• _What is needed_: Without omitting anything, retype the data that follows.

(Collection entries)
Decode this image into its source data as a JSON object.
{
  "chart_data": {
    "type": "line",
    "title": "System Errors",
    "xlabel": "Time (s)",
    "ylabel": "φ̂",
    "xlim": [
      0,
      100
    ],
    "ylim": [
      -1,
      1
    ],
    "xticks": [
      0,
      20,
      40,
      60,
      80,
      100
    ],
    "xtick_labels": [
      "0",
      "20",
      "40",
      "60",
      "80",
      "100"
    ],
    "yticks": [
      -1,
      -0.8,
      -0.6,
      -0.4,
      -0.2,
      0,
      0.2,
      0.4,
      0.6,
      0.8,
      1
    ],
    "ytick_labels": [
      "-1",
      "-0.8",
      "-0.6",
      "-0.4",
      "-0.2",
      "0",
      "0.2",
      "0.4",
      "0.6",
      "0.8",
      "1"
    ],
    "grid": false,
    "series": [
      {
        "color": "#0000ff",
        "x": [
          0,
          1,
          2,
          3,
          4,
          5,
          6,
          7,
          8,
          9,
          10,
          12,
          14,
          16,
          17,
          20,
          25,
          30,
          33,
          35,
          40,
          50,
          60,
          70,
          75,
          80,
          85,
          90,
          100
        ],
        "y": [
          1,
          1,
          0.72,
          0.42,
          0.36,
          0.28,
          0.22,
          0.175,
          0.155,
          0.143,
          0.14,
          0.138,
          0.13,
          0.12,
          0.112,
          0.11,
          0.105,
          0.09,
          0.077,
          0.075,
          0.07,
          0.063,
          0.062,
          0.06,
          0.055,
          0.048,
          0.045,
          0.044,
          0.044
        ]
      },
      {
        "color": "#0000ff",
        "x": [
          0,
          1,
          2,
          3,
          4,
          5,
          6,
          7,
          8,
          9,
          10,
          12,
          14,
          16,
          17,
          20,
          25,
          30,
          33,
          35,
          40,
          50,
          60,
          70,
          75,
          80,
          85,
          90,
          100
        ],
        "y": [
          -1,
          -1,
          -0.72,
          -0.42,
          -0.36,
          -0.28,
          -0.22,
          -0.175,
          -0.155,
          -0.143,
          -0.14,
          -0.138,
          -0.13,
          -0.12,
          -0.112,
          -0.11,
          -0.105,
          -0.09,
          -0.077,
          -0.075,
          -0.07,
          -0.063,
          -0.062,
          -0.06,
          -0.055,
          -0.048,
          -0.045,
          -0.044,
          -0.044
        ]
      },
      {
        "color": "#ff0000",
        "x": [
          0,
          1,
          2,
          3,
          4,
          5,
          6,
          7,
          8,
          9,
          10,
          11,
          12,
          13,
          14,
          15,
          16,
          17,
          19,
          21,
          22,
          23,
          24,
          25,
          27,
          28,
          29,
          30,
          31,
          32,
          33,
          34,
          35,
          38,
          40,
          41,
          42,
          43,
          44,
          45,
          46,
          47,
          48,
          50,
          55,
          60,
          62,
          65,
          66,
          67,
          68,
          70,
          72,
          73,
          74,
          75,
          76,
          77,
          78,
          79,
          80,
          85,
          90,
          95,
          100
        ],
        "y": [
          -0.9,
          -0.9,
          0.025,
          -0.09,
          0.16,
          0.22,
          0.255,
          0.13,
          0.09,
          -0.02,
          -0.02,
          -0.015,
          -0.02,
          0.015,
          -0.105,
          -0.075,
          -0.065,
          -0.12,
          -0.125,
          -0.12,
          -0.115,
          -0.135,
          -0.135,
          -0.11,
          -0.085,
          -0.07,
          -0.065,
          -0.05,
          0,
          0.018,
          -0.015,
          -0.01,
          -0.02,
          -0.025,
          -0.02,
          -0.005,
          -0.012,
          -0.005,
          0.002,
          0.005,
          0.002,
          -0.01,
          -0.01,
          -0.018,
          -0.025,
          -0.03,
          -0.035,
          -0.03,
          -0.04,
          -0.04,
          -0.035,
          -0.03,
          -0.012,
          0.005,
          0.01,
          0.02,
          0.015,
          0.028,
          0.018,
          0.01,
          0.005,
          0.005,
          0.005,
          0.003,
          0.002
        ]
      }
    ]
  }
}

• _Complete answer_:
Decode this image into its source data as a JSON object.
{
  "chart_data": {
    "type": "line",
    "title": "System Errors",
    "xlabel": "Time (s)",
    "ylabel": "φ̂",
    "xlim": [
      0,
      100
    ],
    "ylim": [
      -1,
      1
    ],
    "xticks": [
      0,
      20,
      40,
      60,
      80,
      100
    ],
    "xtick_labels": [
      "0",
      "20",
      "40",
      "60",
      "80",
      "100"
    ],
    "yticks": [
      -1,
      -0.8,
      -0.6,
      -0.4,
      -0.2,
      0,
      0.2,
      0.4,
      0.6,
      0.8,
      1
    ],
    "ytick_labels": [
      "-1",
      "-0.8",
      "-0.6",
      "-0.4",
      "-0.2",
      "0",
      "0.2",
      "0.4",
      "0.6",
      "0.8",
      "1"
    ],
    "grid": false,
    "series": [
      {
        "color": "#0000ff",
        "x": [
          0,
          1,
          2,
          3,
          4,
          5,
          6,
          7,
          8,
          9,
          10,
          12,
          14,
          16,
          17,
          20,
          25,
          30,
          33,
          35,
          40,
          50,
          60,
          70,
          75,
          80,
          85,
          90,
          100
        ],
        "y": [
          1,
          1,
          0.72,
          0.42,
          0.36,
          0.28,
          0.22,
          0.175,
          0.155,
          0.143,
          0.14,
          0.138,
          0.13,
          0.12,
          0.112,
          0.11,
          0.105,
          0.09,
          0.077,
          0.075,
          0.07,
          0.063,
          0.062,
          0.06,
          0.055,
          0.048,
          0.045,
          0.044,
          0.044
        ]
      },
      {
        "color": "#0000ff",
        "x": [
          0,
          1,
          2,
          3,
          4,
          5,
          6,
          7,
          8,
          9,
          10,
          12,
          14,
          16,
          17,
          20,
          25,
          30,
          33,
          35,
          40,
          50,
          60,
          70,
          75,
          80,
          85,
          90,
          100
        ],
        "y": [
          -1,
          -1,
          -0.72,
          -0.42,
          -0.36,
          -0.28,
          -0.22,
          -0.175,
          -0.155,
          -0.143,
          -0.14,
          -0.138,
          -0.13,
          -0.12,
          -0.112,
          -0.11,
          -0.105,
          -0.09,
          -0.077,
          -0.075,
          -0.07,
          -0.063,
          -0.062,
          -0.06,
          -0.055,
          -0.048,
          -0.045,
          -0.044,
          -0.044
        ]
      },
      {
        "color": "#ff0000",
        "x": [
          0,
          1,
          2,
          3,
          4,
          5,
          6,
          7,
          8,
          9,
          10,
          11,
          12,
          13,
          14,
          15,
          16,
          17,
          19,
          21,
          22,
          23,
          24,
          25,
          27,
          28,
          29,
          30,
          31,
          32,
          33,
          34,
          35,
          38,
          40,
          41,
          42,
          43,
          44,
          45,
          46,
          47,
          48,
          50,
          55,
          60,
          62,
          65,
          66,
          67,
          68,
          70,
          72,
          73,
          74,
          75,
          76,
          77,
          78,
          79,
          80,
          85,
          90,
          95,
          100
        ],
        "y": [
          -0.9,
          -0.9,
          0.025,
          -0.09,
          0.16,
          0.22,
          0.255,
          0.13,
          0.09,
          -0.02,
          -0.02,
          -0.015,
          -0.02,
          0.015,
          -0.105,
          -0.075,
          -0.065,
          -0.12,
          -0.125,
          -0.12,
          -0.115,
          -0.135,
          -0.135,
          -0.11,
          -0.085,
          -0.07,
          -0.065,
          -0.05,
          0,
          0.018,
          -0.015,
          -0.01,
          -0.02,
          -0.025,
          -0.02,
          -0.005,
          -0.012,
          -0.005,
          0.002,
          0.005,
          0.002,
          -0.01,
          -0.01,
          -0.018,
          -0.025,
          -0.03,
          -0.035,
          -0.03,
          -0.04,
          -0.04,
          -0.035,
          -0.03,
          -0.012,
          0.005,
          0.01,
          0.02,
          0.015,
          0.028,
          0.018,
          0.01,
          0.005,
          0.005,
          0.005,
          0.003,
          0.002
        ]
      }
    ]
  }
}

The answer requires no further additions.